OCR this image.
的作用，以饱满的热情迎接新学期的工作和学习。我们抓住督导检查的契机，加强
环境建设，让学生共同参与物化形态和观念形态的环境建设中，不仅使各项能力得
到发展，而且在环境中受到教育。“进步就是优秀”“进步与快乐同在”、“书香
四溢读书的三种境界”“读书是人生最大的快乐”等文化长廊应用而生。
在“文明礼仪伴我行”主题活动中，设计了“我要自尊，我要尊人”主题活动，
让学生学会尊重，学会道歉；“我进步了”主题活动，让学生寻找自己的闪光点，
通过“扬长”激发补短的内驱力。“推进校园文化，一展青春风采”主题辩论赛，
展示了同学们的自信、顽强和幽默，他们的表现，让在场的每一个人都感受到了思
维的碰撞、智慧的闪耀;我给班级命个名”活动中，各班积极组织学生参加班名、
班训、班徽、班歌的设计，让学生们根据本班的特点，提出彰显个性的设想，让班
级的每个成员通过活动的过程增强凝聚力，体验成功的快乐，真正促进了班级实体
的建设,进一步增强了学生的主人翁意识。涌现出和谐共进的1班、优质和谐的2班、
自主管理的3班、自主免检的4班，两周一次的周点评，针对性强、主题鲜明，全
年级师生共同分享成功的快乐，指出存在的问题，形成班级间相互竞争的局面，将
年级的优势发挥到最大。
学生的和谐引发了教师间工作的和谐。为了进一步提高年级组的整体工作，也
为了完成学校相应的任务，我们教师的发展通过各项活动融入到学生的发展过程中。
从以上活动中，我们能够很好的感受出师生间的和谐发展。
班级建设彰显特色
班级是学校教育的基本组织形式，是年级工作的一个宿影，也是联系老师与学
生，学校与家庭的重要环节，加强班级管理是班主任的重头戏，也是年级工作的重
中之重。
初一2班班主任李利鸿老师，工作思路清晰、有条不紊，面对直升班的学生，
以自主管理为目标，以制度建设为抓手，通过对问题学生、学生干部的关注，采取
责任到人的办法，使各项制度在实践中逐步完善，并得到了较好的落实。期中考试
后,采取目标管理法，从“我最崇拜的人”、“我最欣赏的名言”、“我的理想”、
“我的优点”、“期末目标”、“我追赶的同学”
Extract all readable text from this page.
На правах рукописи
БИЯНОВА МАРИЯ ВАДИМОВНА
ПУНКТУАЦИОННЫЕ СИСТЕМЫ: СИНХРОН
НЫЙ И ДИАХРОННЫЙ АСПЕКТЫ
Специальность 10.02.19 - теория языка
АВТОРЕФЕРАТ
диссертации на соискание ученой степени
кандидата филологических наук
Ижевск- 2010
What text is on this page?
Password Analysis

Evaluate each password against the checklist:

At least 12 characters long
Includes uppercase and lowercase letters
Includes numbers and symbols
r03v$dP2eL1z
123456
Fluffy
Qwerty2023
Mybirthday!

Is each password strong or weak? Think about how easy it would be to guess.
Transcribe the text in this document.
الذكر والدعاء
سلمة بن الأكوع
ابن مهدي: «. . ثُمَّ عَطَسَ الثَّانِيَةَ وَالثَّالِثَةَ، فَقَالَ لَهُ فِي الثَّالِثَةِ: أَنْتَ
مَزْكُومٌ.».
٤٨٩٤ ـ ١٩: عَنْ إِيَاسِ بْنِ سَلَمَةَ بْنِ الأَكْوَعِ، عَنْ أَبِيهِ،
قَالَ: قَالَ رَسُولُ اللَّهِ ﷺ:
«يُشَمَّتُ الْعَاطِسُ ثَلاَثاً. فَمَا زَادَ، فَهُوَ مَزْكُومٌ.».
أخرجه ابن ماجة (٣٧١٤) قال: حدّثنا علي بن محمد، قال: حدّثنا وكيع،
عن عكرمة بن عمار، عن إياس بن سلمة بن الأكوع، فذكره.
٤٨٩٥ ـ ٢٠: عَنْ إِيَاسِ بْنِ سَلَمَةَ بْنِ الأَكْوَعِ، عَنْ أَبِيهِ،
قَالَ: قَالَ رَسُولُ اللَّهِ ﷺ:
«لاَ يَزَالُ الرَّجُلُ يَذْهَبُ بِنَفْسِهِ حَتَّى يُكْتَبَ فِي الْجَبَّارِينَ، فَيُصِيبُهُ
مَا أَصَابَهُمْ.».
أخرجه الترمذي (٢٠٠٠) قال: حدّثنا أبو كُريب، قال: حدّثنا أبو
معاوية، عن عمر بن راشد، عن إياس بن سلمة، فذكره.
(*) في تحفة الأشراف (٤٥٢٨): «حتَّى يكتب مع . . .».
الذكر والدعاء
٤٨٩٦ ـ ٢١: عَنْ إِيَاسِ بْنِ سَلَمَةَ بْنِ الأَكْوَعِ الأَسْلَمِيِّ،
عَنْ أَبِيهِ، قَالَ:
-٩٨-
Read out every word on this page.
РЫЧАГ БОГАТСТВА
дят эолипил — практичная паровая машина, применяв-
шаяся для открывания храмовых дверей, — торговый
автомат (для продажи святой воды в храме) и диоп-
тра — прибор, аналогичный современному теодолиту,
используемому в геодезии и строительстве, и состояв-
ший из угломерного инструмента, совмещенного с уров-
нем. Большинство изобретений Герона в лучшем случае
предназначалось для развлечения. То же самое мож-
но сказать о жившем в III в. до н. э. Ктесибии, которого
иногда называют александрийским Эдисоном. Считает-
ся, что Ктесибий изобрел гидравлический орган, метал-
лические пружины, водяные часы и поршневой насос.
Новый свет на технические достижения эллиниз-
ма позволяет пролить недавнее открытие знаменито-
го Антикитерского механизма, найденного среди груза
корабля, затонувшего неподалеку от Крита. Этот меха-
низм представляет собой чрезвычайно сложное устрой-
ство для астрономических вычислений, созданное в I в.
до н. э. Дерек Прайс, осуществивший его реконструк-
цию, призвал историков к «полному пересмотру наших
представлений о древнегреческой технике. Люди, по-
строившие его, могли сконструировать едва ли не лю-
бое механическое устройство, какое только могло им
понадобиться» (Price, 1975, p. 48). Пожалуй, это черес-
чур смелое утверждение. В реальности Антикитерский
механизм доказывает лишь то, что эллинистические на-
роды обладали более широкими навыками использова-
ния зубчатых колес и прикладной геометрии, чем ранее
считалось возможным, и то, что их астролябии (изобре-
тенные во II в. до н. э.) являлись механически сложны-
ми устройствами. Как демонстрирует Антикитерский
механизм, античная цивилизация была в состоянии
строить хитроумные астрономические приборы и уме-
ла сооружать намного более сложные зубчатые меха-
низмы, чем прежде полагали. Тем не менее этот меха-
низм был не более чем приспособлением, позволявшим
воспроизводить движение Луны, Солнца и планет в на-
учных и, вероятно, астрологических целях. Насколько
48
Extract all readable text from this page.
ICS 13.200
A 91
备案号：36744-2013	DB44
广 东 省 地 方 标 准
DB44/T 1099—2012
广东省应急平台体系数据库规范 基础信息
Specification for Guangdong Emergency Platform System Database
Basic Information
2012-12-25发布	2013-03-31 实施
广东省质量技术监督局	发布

• [What you have to do] All lines in the data that contain the word "فذكره" should be copied.

• [Problem solution]
عن عكرمة بن عمار، عن إياس بن سلمة بن الأكوع، فذكره.
معاوية، عن عمر بن راشد، عن إياس بن سلمة، فذكره.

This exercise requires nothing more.